### ENTRIES PROVIDED

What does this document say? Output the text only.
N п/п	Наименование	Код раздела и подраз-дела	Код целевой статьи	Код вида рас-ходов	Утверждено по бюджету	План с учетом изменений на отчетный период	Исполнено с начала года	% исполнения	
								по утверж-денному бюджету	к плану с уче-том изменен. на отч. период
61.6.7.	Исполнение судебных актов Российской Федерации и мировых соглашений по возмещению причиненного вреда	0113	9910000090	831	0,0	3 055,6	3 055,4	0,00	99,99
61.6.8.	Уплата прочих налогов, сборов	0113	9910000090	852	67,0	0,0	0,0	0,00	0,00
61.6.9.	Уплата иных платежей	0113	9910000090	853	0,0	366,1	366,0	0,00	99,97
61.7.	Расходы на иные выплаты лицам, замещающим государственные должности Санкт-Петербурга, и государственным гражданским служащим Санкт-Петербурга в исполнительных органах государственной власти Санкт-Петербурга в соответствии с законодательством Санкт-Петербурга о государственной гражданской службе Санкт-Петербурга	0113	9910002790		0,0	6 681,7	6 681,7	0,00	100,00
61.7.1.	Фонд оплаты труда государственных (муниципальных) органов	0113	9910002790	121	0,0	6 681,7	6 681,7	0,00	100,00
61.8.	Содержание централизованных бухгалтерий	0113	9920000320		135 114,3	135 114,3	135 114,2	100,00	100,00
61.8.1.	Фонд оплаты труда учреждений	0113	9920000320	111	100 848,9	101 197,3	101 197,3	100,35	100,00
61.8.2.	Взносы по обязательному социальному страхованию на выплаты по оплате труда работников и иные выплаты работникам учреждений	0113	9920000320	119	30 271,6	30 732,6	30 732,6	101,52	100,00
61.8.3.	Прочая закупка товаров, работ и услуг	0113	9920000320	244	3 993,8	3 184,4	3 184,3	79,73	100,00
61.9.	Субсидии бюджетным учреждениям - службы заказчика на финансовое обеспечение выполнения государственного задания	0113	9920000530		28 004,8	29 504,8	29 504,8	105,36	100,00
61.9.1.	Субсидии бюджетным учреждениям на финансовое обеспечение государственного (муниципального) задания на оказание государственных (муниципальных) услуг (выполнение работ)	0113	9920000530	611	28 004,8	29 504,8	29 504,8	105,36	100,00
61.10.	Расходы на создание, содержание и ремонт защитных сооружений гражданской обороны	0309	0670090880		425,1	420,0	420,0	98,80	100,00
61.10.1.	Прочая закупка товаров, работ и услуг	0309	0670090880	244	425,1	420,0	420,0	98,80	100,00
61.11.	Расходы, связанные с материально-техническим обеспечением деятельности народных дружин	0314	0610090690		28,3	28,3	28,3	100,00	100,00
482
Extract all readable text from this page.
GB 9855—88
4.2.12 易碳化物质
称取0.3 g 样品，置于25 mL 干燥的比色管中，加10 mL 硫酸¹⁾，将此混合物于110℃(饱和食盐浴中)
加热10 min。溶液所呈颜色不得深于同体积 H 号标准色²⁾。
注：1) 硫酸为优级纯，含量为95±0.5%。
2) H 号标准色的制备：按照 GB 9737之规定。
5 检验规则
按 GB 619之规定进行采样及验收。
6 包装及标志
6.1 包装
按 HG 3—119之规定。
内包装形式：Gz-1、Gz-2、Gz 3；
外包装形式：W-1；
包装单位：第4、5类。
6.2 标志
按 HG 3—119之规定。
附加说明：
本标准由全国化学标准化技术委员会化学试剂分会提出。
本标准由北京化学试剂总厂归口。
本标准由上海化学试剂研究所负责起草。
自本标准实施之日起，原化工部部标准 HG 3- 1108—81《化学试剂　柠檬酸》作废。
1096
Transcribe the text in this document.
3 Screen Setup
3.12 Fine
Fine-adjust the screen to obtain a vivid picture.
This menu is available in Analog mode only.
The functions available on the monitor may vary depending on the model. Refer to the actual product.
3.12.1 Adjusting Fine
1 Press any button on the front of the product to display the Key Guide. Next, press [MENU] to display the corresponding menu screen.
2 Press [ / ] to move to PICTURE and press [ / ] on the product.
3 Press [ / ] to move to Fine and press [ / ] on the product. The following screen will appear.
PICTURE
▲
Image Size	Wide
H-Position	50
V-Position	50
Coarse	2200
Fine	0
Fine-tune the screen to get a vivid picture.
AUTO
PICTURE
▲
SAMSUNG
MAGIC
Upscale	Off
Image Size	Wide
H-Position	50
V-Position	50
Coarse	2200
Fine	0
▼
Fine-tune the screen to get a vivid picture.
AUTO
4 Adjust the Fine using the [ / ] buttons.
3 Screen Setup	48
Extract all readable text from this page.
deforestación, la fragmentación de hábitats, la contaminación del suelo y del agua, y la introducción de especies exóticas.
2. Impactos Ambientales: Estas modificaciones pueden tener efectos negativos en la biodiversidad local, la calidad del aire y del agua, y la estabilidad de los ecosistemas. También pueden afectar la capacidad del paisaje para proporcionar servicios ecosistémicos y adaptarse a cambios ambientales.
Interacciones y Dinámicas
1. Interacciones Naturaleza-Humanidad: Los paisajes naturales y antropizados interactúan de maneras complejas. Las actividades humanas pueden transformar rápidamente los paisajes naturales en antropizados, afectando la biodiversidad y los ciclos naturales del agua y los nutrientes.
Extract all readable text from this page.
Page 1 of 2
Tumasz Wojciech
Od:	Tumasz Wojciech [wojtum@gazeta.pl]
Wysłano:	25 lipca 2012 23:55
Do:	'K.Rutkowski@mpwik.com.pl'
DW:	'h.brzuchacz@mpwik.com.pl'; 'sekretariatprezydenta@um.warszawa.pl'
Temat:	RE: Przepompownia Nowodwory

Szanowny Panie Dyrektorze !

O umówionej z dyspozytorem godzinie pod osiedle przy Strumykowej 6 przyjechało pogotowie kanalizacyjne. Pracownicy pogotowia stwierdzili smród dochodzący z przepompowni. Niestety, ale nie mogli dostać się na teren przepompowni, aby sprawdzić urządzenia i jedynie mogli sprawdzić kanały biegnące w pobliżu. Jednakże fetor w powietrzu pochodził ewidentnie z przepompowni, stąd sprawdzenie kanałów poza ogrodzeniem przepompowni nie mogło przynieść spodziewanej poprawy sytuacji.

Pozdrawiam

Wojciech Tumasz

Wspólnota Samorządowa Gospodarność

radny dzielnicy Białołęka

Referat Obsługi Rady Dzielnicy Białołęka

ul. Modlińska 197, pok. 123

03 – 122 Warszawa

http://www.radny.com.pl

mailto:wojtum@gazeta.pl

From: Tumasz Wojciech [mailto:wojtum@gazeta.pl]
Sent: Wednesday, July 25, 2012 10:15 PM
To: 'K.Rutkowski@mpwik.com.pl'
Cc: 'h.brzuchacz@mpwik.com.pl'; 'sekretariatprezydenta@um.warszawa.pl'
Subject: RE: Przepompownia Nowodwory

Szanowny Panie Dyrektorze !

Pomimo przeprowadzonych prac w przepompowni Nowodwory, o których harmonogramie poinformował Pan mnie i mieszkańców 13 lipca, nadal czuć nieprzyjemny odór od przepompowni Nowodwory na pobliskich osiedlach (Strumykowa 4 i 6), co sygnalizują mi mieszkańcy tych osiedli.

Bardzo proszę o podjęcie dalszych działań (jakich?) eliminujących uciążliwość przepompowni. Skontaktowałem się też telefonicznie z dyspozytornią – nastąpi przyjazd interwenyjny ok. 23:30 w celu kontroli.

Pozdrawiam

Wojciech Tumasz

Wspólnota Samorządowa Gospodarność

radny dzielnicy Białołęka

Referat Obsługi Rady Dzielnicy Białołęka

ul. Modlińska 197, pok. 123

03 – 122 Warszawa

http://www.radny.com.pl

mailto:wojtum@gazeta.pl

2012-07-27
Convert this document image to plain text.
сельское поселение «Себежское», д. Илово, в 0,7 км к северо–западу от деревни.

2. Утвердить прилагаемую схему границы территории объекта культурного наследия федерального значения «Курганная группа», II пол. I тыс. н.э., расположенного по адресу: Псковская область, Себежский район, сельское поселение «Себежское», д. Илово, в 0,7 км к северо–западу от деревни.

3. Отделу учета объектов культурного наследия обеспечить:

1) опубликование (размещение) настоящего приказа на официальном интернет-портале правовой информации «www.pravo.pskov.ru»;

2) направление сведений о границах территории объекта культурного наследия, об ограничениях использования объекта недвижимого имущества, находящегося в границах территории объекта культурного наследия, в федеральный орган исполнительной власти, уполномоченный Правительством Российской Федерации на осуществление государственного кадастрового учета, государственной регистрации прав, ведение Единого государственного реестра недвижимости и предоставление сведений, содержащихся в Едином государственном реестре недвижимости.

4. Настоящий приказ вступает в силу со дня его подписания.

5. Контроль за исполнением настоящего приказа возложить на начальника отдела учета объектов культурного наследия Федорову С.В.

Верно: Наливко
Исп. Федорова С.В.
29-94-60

### TASK REQUIREMENTS
Go through the records and show every line with the string "mpwik" in it.

### SOLUTION
Do:	'K.Rutkowski@mpwik.com.pl'
DW:	'h.brzuchacz@mpwik.com.pl'; 'sekretariatprezydenta@um.warszawa.pl'
To: 'K.Rutkowski@mpwik.com.pl'
Cc: 'h.brzuchacz@mpwik.com.pl'; 'sekretariatprezydenta@um.warszawa.pl'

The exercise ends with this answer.